Required task: In the listing that follows, count each line containing the string "open" and report only the count.

=== Input records ===

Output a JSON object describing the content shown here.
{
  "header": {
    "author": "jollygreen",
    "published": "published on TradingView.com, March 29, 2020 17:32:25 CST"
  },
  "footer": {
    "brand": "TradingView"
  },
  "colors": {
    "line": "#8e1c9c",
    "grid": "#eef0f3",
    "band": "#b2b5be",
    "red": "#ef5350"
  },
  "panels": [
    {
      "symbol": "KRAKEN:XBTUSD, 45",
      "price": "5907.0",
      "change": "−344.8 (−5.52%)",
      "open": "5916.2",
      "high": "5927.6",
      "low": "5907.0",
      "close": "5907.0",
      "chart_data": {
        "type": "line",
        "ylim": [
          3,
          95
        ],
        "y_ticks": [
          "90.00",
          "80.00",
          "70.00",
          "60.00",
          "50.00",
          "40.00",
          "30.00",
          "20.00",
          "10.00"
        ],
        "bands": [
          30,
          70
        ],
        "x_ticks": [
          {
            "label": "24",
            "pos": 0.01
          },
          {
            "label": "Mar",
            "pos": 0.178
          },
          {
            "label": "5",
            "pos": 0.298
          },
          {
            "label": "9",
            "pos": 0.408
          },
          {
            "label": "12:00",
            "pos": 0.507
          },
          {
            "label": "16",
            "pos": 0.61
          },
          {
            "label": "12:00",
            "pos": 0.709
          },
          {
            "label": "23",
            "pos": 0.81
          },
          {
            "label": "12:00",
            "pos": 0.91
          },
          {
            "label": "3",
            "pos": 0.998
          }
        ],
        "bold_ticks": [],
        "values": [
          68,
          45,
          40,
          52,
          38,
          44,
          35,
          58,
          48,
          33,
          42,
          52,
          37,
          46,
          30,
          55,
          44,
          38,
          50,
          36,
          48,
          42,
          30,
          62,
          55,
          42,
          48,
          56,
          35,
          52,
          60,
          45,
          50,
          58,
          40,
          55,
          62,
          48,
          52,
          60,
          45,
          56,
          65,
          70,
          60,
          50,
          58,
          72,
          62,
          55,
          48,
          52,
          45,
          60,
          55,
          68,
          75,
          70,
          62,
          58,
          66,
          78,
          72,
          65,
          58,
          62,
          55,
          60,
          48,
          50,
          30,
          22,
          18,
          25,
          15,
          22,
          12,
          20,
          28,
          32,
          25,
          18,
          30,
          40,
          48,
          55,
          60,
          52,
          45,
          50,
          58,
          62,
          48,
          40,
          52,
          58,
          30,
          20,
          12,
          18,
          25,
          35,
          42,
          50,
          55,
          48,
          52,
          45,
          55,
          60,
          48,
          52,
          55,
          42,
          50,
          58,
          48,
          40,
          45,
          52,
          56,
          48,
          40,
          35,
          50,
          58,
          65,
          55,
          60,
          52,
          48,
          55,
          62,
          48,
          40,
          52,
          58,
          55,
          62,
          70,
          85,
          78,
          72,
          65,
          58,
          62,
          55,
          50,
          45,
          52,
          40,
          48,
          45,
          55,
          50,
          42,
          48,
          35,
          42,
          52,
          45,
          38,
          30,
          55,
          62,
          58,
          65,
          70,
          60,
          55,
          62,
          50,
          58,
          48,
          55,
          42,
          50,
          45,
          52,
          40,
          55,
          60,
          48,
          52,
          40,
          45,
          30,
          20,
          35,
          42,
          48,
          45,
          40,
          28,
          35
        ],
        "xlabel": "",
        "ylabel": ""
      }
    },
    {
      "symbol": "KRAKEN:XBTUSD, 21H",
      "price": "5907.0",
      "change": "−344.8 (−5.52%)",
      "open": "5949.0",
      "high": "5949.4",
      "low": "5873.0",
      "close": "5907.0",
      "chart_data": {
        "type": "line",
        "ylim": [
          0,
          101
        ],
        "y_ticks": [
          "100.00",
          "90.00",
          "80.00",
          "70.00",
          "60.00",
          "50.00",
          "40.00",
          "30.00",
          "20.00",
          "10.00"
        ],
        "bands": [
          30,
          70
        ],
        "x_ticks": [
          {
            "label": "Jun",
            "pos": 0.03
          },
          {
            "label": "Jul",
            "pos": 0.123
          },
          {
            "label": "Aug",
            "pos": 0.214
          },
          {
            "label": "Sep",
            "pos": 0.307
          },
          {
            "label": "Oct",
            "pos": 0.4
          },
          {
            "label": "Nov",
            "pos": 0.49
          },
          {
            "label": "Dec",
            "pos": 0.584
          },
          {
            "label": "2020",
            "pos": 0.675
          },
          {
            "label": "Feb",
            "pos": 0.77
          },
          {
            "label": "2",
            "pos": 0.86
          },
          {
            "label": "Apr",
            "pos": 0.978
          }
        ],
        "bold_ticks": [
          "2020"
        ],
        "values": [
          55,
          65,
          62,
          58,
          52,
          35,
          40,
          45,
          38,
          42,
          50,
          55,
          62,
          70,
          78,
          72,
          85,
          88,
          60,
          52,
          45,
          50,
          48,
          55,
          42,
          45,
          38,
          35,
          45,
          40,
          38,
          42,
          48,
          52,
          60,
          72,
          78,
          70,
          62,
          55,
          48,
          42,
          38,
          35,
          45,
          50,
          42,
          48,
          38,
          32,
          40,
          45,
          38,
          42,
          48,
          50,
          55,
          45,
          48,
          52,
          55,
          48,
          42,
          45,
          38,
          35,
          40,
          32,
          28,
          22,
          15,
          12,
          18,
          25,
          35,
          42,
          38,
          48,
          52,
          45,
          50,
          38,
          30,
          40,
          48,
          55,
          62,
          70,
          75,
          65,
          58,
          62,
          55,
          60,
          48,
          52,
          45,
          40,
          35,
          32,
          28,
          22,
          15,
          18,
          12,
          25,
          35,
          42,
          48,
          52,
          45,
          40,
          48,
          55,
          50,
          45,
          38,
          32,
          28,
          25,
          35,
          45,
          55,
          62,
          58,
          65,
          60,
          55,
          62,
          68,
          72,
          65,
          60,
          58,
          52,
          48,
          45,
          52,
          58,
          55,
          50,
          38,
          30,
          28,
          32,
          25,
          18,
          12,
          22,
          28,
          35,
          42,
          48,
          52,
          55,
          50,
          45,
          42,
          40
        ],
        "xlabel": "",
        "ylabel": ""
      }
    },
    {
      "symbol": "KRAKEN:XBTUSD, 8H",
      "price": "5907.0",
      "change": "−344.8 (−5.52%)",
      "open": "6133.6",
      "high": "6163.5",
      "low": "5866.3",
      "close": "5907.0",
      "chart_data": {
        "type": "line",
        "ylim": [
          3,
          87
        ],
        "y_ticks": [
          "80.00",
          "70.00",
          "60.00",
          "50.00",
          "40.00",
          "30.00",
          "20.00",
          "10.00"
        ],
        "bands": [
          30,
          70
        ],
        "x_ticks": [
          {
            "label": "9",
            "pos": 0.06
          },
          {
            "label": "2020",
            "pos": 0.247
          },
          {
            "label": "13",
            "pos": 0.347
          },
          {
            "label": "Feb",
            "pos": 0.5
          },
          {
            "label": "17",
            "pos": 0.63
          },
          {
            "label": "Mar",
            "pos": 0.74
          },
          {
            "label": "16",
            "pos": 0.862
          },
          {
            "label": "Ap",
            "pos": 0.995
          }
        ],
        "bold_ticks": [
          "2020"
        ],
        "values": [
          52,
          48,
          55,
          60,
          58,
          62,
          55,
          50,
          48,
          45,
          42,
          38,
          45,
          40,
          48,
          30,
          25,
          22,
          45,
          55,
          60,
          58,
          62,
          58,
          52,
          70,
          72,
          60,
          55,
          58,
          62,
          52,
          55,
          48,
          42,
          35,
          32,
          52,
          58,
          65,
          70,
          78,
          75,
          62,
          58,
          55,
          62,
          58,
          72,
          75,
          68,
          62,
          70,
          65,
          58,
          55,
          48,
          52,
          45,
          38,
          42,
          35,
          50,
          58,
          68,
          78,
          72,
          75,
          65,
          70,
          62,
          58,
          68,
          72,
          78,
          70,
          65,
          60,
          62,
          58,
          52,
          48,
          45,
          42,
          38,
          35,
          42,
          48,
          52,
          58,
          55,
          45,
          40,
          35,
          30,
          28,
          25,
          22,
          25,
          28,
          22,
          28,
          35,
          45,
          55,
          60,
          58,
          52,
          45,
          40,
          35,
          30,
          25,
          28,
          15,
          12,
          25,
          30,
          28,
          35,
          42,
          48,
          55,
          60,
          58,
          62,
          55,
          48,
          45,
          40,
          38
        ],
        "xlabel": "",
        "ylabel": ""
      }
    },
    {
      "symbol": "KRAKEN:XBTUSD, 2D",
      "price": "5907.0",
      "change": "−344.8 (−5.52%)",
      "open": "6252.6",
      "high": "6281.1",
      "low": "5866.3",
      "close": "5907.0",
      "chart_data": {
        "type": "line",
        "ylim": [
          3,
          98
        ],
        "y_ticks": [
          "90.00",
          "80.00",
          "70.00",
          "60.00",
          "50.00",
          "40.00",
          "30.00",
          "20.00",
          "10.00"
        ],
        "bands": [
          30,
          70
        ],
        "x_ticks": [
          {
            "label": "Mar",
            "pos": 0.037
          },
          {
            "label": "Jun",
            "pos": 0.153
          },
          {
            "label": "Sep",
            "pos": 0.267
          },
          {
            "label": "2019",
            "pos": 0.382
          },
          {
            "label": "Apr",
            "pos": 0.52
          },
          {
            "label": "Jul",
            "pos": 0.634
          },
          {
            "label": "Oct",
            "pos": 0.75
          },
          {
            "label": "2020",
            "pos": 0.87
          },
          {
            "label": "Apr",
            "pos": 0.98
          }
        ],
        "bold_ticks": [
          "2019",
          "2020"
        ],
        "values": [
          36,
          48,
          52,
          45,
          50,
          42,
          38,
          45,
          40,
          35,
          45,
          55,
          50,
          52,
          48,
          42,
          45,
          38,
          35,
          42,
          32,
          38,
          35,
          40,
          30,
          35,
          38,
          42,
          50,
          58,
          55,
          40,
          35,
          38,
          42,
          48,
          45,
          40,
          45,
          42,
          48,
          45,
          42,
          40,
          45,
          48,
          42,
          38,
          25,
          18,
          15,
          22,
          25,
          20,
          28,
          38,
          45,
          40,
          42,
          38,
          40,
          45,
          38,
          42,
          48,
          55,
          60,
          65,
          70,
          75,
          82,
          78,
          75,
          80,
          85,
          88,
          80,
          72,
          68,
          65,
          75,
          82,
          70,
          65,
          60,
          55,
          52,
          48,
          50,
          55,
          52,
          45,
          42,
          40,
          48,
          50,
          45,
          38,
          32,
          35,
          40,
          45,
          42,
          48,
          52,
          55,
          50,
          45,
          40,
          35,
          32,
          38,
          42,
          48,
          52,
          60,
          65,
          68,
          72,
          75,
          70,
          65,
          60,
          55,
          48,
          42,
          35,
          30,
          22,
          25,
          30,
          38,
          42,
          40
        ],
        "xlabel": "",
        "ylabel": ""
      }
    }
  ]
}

===

Exercise output: 4